Start of DOCUMENT EXCERPT
|Poster: Capt Geo|
Subject: Re: Cabo Bite Report
CABO SAN LUCAS FISH REPORT
Capt. George Landrum
Fly Hooker Sportfishing
Sept. 20-26, 2010
Weather: We had a late developing tropical storm hit us on Tuesday. On Monday it was just an area of disturbed weather, then quickly became a depression, then by the evening had become Tropical Storm Georgette, with winds gusting to 45 mph. It passed a bit to the east of us, between us and San Jose with winds to 40 mph and about 3 inches of rain over 24 hours. The rain was nice to get, not too much but enough that as of yesterday there was green all over the desert as the grass started to sprout and the cactus started to bloom. As a result of the storm, the air temperature dropped by about 5 – 10 degrees with our daytime highs in the mid 80's and the nighttime lows in the mid to high 70's. At least for the first few days, then it started to creep up again. The rest of the week was partly cloudy with an occasional little spit of moisture, nothing you could call rain and just barely noticiable.
Water: The wind and swells resulting from the late developing Tropical Storm Georgette caused the Port Captain to close the port on Tuesday, and for good reason. It re-opened Wednesday just after daylight, and by then the swells had almost dissapeared but there was still an occasional bit of wind. The churning of the water along with the overcast that came along caused the water temperatures to drop an average of 5 degrees. The Sea of Cortes showed 80 to 83 degrees, starting from the Cape and working northward while the Pacific side had a cold band of 75 degree water from the lighthouse to the southwest, and outside of that, atop the San Jaime and the Golden Gate Banks the water warmed a bit to 80 degrees, and just a few miles farther west the water warmed again to 82 degrees.
End of DOCUMENT EXCERPT
Start of DATA RECORDS
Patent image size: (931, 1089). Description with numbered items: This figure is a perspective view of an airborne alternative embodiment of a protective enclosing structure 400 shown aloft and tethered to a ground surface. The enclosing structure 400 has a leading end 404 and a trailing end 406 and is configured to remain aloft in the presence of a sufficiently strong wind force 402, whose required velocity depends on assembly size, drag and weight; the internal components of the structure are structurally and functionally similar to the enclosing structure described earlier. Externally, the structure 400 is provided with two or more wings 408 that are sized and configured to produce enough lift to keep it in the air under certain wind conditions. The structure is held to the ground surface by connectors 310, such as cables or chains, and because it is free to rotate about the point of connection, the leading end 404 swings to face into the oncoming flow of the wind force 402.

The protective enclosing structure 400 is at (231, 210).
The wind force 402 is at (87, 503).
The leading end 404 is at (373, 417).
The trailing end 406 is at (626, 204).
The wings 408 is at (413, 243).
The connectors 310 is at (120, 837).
End of DATA RECORDS
■ SHORT EXERCISE 1: According to the Cabo fish report, what did the Port Captain do on Tuesday?
■ SHORT EXERCISE 2: Return, word for word, the part of the Cabo fish report that opens with the words containing "Water: The wind" and closes with "to 82 degrees.".
The records above come from a separate source.

■ CORRECT RESULT 1: The Port Captain closed the port.

■ CORRECT RESULT 2:
Water: The wind and swells resulting from the late developing Tropical Storm Georgette caused the Port Captain to close the port on Tuesday, and for good reason. It re-opened Wednesday just after daylight, and by then the swells had almost dissapeared but there was still an occasional bit of wind. The churning of the water along with the overcast that came along caused the water temperatures to drop an average of 5 degrees. The Sea of Cortes showed 80 to 83 degrees, starting from the Cape and working northward while the Pacific side had a cold band of 75 degree water from the lighthouse to the southwest, and outside of that, atop the San Jaime and the Golden Gate Banks the water warmed a bit to 80 degrees, and just a few miles farther west the water warmed again to 82 degrees.